──────── Data listing ────────

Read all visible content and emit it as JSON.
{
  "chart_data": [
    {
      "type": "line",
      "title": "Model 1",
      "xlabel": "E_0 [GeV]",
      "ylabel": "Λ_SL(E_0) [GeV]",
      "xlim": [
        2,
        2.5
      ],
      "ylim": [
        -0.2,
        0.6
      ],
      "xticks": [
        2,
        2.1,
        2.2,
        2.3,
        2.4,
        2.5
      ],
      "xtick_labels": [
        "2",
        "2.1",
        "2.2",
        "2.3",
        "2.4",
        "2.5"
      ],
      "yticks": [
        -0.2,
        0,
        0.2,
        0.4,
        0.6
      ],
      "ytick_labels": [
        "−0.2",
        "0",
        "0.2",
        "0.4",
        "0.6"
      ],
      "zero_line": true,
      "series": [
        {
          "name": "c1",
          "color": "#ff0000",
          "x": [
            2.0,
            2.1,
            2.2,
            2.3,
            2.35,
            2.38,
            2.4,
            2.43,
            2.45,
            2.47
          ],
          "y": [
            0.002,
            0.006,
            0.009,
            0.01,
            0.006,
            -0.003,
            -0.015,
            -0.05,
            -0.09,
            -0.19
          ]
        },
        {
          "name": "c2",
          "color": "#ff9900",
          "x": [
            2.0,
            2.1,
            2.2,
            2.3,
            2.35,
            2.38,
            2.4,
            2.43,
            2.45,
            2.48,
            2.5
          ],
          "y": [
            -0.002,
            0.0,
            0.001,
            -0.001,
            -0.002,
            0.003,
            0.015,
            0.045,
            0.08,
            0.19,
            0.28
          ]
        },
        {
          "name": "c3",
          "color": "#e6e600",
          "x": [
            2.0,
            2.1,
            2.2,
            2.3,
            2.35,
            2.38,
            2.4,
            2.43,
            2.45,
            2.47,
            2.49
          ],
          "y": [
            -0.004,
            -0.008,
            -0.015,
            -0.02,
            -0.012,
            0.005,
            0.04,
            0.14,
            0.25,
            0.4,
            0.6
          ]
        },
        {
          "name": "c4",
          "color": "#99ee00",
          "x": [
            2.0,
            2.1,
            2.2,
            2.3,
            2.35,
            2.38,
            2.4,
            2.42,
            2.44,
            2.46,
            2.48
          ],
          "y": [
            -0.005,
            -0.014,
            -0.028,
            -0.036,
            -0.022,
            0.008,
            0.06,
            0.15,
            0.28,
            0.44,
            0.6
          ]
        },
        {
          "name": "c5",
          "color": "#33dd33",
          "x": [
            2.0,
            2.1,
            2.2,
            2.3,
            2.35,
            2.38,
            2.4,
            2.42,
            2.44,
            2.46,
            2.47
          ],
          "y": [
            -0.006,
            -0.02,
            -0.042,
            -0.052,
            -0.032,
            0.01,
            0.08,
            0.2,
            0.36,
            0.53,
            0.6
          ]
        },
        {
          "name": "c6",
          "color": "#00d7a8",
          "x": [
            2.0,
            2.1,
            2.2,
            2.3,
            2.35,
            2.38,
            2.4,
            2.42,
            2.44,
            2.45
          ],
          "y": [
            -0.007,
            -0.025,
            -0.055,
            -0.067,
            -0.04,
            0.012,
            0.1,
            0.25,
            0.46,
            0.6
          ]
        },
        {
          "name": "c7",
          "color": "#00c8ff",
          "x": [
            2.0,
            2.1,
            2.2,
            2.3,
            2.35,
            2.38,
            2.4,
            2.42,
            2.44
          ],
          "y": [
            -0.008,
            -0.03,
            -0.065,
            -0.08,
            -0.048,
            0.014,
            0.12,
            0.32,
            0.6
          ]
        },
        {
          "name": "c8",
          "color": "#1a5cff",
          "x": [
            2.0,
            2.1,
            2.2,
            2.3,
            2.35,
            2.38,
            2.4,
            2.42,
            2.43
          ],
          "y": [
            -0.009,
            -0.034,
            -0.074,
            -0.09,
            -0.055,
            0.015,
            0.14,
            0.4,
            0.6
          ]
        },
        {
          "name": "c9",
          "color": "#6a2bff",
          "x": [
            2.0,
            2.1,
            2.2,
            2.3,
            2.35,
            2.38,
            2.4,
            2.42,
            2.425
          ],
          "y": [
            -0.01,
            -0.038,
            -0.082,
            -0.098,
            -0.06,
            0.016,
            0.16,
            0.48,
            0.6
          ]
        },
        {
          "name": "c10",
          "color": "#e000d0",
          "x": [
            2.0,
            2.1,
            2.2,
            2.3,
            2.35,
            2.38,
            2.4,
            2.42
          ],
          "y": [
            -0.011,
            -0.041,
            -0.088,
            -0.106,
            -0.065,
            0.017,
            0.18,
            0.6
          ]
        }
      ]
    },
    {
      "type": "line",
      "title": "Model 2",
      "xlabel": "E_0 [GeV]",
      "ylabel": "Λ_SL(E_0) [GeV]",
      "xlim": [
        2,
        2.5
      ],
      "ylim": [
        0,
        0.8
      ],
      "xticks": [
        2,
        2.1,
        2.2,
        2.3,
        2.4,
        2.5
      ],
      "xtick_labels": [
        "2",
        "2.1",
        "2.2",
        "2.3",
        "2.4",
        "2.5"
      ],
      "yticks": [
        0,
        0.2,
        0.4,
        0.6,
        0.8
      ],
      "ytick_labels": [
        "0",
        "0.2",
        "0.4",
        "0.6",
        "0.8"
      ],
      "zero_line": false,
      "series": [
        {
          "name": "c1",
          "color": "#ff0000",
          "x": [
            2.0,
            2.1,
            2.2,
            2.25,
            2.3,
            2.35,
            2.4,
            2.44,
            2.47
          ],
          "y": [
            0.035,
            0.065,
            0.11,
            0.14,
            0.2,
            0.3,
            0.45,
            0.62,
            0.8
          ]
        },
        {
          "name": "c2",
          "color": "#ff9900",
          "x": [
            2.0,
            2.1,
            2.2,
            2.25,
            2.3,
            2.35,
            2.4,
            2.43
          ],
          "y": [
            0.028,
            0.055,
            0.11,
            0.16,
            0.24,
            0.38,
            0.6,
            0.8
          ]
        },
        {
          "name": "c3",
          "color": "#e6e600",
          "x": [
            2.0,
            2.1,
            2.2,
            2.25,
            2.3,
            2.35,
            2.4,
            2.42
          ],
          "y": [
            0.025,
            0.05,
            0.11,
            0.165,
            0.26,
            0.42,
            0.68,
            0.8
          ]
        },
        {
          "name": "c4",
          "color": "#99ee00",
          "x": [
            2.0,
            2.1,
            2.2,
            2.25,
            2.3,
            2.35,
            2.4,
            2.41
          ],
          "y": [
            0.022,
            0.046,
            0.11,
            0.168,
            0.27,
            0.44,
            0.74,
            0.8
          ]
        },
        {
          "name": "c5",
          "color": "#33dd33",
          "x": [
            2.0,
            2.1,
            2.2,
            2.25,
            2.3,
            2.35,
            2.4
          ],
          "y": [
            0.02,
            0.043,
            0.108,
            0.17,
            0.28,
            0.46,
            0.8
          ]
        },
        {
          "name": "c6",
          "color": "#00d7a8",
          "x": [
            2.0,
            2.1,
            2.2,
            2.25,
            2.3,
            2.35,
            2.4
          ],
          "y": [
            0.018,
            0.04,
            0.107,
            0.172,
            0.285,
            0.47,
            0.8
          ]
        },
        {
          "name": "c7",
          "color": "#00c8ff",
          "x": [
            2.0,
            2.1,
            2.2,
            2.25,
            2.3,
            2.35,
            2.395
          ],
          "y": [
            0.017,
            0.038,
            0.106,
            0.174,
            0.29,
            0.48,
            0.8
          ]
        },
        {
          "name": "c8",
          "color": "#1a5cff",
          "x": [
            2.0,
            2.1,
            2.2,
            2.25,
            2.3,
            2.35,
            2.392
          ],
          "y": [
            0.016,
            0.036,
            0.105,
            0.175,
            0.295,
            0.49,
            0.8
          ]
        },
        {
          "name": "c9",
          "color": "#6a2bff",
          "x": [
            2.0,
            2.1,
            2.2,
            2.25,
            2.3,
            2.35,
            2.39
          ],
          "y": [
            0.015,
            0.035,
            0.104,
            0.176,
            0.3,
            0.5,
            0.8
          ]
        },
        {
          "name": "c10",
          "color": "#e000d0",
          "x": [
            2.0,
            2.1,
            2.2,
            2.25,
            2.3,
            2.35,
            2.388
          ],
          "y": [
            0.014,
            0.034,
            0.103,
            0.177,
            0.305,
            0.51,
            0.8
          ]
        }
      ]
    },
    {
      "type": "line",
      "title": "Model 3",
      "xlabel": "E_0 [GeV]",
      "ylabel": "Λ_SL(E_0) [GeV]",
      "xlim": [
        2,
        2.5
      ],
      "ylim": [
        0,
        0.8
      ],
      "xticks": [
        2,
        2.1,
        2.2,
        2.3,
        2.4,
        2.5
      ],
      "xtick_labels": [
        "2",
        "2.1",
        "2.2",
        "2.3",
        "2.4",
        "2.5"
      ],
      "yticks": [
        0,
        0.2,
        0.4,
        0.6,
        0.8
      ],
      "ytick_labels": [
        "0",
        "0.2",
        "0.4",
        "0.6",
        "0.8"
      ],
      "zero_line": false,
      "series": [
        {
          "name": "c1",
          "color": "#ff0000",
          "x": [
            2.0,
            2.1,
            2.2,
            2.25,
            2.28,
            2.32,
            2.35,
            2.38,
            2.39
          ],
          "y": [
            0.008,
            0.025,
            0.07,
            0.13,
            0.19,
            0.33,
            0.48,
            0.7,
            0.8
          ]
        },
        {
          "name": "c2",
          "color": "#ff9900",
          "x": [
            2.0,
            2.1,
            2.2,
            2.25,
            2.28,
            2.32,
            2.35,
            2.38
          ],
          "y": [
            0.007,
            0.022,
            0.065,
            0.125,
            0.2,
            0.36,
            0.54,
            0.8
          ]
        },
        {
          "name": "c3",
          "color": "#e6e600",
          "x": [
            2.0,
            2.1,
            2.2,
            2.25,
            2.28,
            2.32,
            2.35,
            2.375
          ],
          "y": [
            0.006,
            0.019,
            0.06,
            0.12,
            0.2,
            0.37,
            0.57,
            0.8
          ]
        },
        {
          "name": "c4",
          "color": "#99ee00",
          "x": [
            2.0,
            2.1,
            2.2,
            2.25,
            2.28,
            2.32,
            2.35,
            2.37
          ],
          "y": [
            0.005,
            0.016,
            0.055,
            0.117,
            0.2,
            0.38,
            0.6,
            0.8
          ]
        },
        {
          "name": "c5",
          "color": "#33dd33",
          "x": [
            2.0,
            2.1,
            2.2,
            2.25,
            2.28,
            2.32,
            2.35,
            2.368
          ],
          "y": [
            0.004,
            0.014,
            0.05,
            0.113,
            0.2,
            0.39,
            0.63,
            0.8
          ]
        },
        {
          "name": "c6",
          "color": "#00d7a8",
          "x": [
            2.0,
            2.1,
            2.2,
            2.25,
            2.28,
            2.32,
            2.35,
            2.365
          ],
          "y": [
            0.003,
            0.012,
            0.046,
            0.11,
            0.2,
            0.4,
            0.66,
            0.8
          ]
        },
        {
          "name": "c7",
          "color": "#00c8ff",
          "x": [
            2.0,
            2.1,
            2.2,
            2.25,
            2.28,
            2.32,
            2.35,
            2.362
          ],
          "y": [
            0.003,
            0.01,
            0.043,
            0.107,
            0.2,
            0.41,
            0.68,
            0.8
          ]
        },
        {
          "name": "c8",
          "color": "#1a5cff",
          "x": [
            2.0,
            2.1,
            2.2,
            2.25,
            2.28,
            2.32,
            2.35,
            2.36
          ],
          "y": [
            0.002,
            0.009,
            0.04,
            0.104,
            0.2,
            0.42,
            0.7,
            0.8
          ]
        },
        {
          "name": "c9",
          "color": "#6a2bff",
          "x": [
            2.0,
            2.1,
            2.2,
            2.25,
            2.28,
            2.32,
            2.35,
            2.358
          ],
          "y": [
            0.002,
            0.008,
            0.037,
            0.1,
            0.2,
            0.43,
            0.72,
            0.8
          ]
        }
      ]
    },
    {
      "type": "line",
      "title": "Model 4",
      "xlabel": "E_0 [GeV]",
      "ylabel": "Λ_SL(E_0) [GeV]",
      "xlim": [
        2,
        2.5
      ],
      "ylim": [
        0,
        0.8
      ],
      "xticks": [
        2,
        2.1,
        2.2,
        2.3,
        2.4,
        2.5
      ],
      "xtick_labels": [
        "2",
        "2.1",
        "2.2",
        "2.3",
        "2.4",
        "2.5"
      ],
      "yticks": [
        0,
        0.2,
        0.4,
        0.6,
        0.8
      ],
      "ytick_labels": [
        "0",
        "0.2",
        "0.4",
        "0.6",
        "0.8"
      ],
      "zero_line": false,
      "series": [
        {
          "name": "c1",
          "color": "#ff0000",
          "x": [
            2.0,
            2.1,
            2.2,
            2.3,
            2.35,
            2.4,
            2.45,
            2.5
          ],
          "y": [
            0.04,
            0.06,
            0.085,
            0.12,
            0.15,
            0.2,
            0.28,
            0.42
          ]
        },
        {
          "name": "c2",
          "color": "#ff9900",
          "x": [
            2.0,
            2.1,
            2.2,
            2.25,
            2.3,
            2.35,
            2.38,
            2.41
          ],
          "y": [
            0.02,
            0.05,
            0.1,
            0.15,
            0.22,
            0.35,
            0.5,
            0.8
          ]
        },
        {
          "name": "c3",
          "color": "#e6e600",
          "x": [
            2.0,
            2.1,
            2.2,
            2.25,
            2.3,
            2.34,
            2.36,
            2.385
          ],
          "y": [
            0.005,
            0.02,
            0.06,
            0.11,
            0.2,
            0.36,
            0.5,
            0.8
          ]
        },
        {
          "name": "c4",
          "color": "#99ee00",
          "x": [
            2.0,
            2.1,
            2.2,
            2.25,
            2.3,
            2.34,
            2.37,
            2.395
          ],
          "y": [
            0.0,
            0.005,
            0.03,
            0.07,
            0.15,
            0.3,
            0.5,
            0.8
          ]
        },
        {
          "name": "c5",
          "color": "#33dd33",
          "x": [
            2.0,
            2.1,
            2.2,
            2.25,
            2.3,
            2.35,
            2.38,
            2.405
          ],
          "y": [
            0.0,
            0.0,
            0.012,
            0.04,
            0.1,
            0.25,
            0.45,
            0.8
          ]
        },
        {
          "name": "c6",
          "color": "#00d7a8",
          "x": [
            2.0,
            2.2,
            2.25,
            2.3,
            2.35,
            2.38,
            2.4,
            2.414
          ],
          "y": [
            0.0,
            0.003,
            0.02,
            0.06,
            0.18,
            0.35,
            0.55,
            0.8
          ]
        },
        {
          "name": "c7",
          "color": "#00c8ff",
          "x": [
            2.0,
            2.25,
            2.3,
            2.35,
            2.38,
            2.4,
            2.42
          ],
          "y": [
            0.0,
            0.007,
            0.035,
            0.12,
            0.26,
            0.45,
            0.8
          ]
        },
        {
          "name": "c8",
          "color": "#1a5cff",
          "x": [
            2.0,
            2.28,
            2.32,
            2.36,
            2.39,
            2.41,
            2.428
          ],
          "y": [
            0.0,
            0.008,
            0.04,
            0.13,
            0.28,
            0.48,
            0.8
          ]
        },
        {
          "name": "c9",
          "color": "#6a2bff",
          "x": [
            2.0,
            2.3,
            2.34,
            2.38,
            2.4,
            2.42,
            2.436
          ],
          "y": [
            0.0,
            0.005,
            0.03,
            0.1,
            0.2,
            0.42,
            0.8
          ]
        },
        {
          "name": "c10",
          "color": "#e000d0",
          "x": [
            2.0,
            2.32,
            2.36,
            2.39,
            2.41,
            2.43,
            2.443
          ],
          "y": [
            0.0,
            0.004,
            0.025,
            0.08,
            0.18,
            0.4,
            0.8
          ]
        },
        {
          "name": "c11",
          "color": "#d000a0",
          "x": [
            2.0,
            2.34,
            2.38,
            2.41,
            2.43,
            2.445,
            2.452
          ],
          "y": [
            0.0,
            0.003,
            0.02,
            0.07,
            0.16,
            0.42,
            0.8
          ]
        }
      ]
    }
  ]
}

────────

-- Given exercise --
Provide the count, and nothing else, of lines in the data above where the word "Model" occurs.

-- Reply --
4